#### [TASK REQUIREMENTS]
List each line of the data that holds the string "council".

#### [INPUT DATA]
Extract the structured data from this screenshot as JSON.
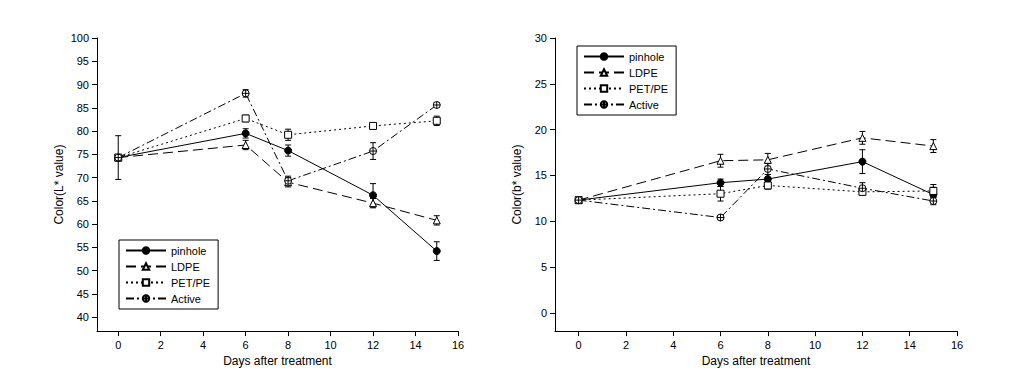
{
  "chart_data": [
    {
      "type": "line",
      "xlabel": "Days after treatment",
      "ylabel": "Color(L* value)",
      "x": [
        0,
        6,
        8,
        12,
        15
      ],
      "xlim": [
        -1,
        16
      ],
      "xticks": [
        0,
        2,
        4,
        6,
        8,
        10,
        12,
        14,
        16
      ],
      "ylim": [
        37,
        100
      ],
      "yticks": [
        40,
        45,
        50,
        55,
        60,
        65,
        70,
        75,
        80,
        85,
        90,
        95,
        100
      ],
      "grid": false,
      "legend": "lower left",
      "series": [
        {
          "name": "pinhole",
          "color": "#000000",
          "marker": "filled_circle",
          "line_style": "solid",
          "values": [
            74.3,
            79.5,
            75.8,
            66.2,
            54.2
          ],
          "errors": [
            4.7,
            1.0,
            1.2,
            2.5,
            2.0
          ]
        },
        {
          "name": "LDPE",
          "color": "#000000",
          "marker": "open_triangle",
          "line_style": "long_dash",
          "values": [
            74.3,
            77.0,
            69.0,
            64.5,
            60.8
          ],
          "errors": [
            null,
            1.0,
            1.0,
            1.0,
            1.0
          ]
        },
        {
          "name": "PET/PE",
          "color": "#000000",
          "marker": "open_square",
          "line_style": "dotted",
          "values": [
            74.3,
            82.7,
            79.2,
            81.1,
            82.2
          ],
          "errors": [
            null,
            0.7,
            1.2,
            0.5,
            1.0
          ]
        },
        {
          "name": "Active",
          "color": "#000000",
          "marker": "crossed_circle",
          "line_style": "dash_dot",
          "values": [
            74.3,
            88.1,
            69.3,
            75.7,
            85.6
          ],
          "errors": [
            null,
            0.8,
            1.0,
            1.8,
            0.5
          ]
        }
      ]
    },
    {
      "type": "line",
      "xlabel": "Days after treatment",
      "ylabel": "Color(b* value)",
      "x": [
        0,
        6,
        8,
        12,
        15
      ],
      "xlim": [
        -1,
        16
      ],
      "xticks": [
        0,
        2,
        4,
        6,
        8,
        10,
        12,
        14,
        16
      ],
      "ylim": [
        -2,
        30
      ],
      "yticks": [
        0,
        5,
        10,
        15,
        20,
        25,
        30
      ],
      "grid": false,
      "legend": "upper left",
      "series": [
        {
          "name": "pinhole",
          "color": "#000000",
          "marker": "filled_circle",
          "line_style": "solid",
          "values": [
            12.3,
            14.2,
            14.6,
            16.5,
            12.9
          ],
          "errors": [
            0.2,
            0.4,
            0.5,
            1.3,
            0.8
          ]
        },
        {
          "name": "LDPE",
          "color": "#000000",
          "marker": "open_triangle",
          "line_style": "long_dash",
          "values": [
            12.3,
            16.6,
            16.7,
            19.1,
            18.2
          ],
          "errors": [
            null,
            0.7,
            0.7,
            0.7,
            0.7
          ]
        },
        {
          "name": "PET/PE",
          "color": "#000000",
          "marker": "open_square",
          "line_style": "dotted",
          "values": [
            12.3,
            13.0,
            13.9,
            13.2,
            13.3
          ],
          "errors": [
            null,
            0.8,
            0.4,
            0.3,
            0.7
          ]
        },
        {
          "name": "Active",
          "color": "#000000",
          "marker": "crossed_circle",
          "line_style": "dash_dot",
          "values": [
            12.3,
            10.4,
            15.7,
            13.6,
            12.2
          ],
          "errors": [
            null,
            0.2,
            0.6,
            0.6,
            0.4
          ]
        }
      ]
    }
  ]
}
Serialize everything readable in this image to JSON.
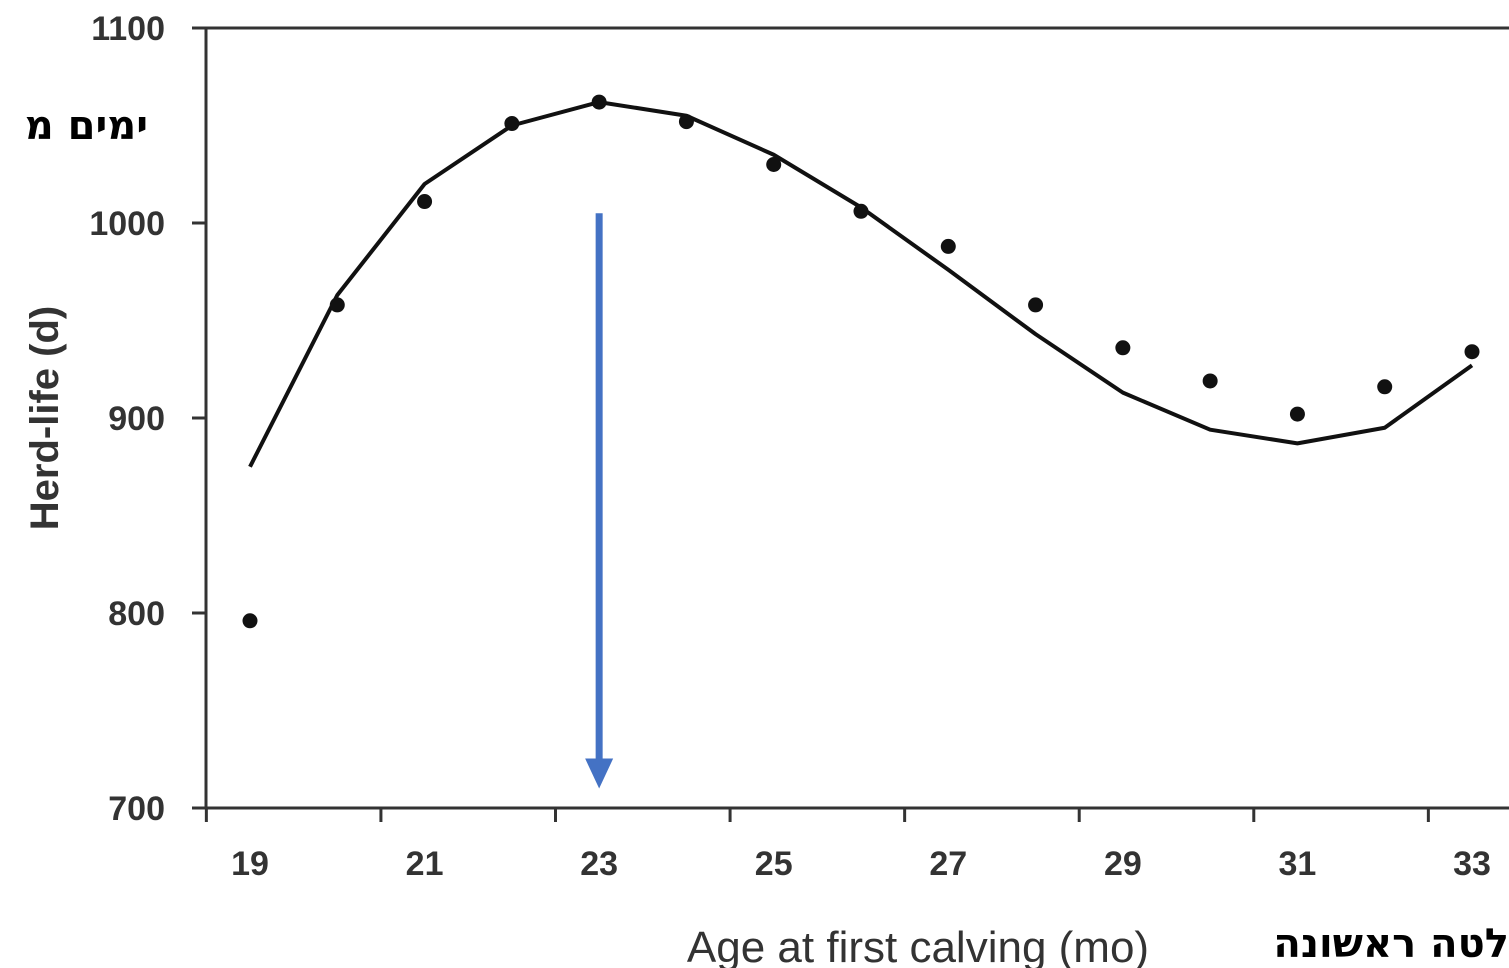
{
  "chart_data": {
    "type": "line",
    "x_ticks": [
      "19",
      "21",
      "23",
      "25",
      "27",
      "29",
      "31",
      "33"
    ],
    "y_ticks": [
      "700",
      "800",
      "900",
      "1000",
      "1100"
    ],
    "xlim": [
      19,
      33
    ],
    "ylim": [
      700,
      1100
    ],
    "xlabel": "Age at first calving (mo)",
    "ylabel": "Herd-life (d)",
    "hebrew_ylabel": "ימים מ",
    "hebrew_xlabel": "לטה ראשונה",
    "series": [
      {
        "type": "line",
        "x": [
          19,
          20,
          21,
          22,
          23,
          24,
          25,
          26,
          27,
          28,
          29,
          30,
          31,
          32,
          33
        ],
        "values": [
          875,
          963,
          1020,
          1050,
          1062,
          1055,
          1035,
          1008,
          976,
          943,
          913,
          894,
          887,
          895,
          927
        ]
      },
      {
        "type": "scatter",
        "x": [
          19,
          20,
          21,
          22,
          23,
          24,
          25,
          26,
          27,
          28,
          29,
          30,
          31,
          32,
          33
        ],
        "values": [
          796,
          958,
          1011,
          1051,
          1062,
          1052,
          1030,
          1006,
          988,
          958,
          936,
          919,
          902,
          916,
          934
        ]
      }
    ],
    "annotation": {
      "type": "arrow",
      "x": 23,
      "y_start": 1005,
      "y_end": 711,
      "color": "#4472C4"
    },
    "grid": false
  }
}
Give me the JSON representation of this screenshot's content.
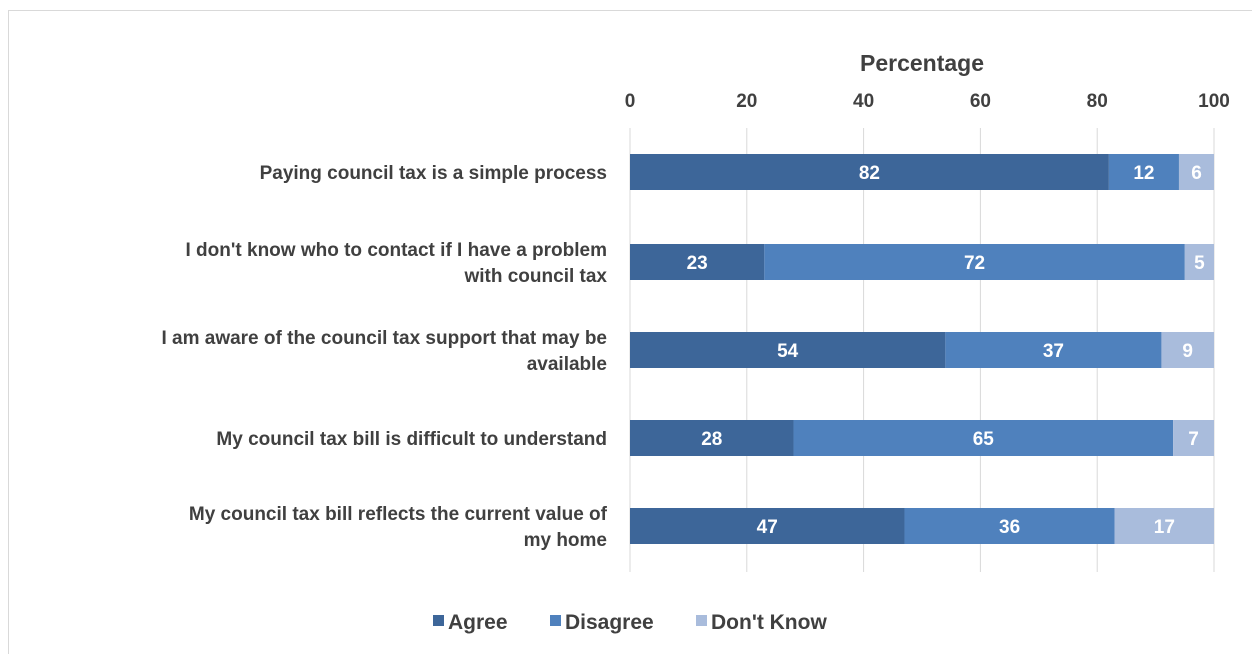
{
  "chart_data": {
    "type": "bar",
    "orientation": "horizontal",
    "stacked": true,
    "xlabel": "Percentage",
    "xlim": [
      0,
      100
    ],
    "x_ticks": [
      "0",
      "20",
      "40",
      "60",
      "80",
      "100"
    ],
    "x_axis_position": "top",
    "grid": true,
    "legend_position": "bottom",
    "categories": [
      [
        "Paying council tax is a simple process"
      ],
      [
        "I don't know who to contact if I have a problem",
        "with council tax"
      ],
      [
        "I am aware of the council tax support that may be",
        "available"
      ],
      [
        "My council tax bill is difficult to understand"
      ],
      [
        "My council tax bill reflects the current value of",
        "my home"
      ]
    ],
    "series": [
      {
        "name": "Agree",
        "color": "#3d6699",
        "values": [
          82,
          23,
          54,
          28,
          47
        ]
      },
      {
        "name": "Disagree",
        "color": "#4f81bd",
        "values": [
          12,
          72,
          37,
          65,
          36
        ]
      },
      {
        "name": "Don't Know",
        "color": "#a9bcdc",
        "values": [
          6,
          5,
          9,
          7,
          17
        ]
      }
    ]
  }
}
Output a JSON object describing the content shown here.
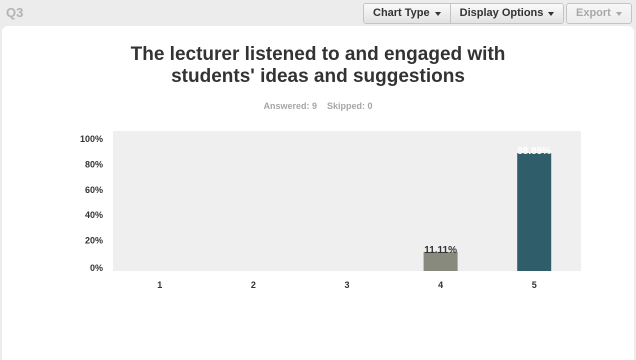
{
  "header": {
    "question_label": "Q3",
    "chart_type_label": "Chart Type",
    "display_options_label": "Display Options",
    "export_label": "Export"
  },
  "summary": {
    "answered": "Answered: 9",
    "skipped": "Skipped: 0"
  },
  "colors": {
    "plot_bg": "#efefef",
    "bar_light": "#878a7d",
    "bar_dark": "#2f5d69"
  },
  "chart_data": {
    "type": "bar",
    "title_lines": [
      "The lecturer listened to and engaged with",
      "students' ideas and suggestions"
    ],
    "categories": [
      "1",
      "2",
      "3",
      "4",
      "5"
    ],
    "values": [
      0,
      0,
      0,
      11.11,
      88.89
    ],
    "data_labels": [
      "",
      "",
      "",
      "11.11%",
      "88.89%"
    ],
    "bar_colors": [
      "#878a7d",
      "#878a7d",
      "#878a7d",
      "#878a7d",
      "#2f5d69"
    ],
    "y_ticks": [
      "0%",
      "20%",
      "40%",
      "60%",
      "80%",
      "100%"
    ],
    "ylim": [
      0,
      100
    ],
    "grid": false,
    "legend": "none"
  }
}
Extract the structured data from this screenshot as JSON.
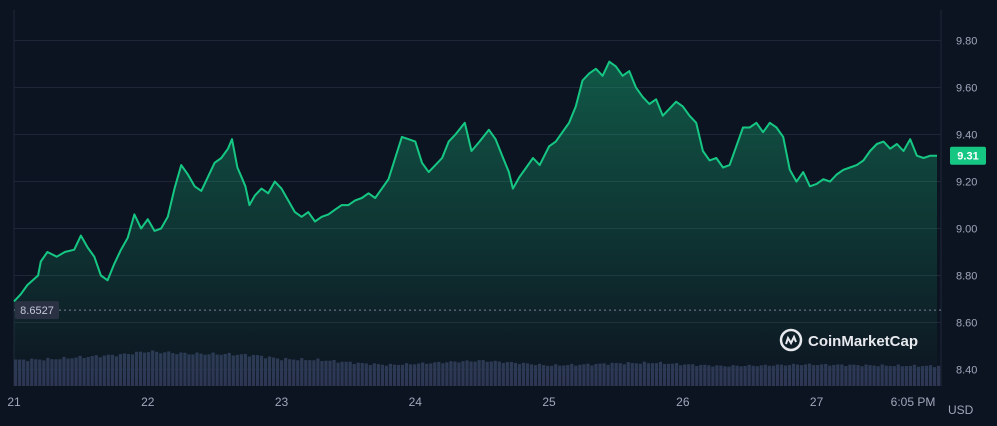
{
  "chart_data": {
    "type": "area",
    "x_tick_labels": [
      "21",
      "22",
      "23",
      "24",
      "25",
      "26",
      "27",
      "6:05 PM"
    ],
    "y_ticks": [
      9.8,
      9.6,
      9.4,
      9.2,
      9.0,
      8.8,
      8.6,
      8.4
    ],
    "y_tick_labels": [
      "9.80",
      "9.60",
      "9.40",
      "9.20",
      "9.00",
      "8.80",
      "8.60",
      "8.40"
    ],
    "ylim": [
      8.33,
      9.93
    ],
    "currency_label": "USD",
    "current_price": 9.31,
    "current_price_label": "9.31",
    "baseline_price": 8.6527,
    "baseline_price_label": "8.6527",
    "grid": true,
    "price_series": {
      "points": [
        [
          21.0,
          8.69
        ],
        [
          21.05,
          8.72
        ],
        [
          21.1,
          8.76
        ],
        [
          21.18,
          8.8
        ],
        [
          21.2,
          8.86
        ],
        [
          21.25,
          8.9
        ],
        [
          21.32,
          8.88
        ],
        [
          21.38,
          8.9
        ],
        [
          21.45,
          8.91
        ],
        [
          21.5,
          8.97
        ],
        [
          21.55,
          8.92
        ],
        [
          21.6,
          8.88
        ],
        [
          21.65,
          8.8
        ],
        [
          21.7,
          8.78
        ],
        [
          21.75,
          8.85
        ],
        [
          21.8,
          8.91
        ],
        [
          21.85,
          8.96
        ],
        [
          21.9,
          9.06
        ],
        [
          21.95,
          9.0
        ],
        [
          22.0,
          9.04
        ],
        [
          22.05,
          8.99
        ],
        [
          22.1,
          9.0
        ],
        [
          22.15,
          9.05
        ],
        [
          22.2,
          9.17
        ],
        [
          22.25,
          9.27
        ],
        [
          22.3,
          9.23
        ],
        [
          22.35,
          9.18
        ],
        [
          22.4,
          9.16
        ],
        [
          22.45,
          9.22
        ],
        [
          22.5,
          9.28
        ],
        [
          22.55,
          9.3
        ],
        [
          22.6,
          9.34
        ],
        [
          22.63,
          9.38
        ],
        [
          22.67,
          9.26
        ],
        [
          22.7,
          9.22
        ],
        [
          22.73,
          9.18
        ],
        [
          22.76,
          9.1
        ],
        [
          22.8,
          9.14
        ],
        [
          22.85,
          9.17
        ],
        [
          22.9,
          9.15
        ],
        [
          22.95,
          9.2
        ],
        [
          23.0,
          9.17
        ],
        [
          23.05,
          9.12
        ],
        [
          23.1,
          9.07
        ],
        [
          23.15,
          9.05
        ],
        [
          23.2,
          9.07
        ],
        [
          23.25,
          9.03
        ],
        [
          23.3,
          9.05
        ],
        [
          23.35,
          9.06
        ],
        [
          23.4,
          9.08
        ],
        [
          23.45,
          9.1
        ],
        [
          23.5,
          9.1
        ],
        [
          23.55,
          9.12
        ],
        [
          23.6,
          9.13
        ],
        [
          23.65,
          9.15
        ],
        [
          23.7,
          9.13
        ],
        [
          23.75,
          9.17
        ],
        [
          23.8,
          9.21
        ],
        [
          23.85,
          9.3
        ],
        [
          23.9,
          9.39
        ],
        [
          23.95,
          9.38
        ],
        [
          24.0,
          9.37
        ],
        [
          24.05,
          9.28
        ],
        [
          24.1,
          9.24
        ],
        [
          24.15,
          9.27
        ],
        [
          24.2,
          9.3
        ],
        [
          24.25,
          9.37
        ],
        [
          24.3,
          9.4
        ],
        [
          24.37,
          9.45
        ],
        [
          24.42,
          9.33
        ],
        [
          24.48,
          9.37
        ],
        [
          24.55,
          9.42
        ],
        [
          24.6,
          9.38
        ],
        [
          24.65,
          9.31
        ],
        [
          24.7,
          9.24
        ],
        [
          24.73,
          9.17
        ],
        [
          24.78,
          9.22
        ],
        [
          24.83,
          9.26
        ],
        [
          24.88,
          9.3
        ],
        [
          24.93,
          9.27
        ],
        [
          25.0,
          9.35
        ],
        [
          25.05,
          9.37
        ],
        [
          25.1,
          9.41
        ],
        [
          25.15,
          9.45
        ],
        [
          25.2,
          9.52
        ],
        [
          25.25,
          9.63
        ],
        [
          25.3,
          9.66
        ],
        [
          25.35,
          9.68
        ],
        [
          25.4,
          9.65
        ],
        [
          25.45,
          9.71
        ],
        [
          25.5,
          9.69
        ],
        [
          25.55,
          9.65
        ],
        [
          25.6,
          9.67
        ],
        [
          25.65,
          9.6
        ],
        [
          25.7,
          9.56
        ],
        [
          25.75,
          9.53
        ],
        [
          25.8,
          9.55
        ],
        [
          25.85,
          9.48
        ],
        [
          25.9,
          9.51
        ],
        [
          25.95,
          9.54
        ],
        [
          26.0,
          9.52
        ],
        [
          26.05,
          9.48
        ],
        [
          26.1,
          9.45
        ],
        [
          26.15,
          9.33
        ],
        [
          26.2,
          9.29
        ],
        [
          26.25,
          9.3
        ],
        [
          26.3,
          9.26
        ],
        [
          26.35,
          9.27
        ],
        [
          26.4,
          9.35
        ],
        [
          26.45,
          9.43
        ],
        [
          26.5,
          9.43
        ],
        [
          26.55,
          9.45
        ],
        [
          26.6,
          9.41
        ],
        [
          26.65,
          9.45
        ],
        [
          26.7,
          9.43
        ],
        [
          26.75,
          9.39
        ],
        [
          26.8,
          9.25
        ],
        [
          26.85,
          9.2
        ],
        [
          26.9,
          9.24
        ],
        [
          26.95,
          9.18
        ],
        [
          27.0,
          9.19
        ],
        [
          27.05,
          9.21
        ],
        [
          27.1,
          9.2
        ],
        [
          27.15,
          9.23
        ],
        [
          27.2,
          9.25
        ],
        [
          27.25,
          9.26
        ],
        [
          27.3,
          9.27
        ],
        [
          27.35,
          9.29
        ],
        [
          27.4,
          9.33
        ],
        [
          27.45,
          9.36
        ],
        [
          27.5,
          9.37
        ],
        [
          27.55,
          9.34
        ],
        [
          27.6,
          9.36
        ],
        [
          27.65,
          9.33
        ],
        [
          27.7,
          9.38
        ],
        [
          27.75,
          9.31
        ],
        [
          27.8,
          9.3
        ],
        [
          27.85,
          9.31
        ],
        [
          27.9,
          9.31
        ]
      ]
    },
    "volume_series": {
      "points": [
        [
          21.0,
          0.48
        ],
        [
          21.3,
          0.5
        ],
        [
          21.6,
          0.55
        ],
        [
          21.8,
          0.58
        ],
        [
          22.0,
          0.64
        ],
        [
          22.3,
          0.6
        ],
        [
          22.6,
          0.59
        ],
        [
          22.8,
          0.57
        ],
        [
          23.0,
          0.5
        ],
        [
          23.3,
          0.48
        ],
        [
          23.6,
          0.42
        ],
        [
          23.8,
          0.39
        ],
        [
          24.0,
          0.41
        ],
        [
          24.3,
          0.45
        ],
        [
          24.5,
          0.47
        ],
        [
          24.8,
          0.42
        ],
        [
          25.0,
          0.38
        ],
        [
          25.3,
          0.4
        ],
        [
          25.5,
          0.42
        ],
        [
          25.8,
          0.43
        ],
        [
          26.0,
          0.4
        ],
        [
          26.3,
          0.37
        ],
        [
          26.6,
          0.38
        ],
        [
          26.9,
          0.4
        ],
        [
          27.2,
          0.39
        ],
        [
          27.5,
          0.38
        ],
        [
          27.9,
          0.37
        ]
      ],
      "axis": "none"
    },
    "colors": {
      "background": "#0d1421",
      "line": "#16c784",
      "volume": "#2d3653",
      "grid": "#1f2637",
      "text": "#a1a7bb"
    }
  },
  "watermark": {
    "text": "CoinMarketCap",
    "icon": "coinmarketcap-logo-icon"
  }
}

#### [EXERCISE RESPONSE]
        "Paying council tax is a simple process"
        "with council tax"
        "I am aware of the council tax support that may be",
        "My council tax bill is difficult to understand"
        "My council tax bill reflects the current value of",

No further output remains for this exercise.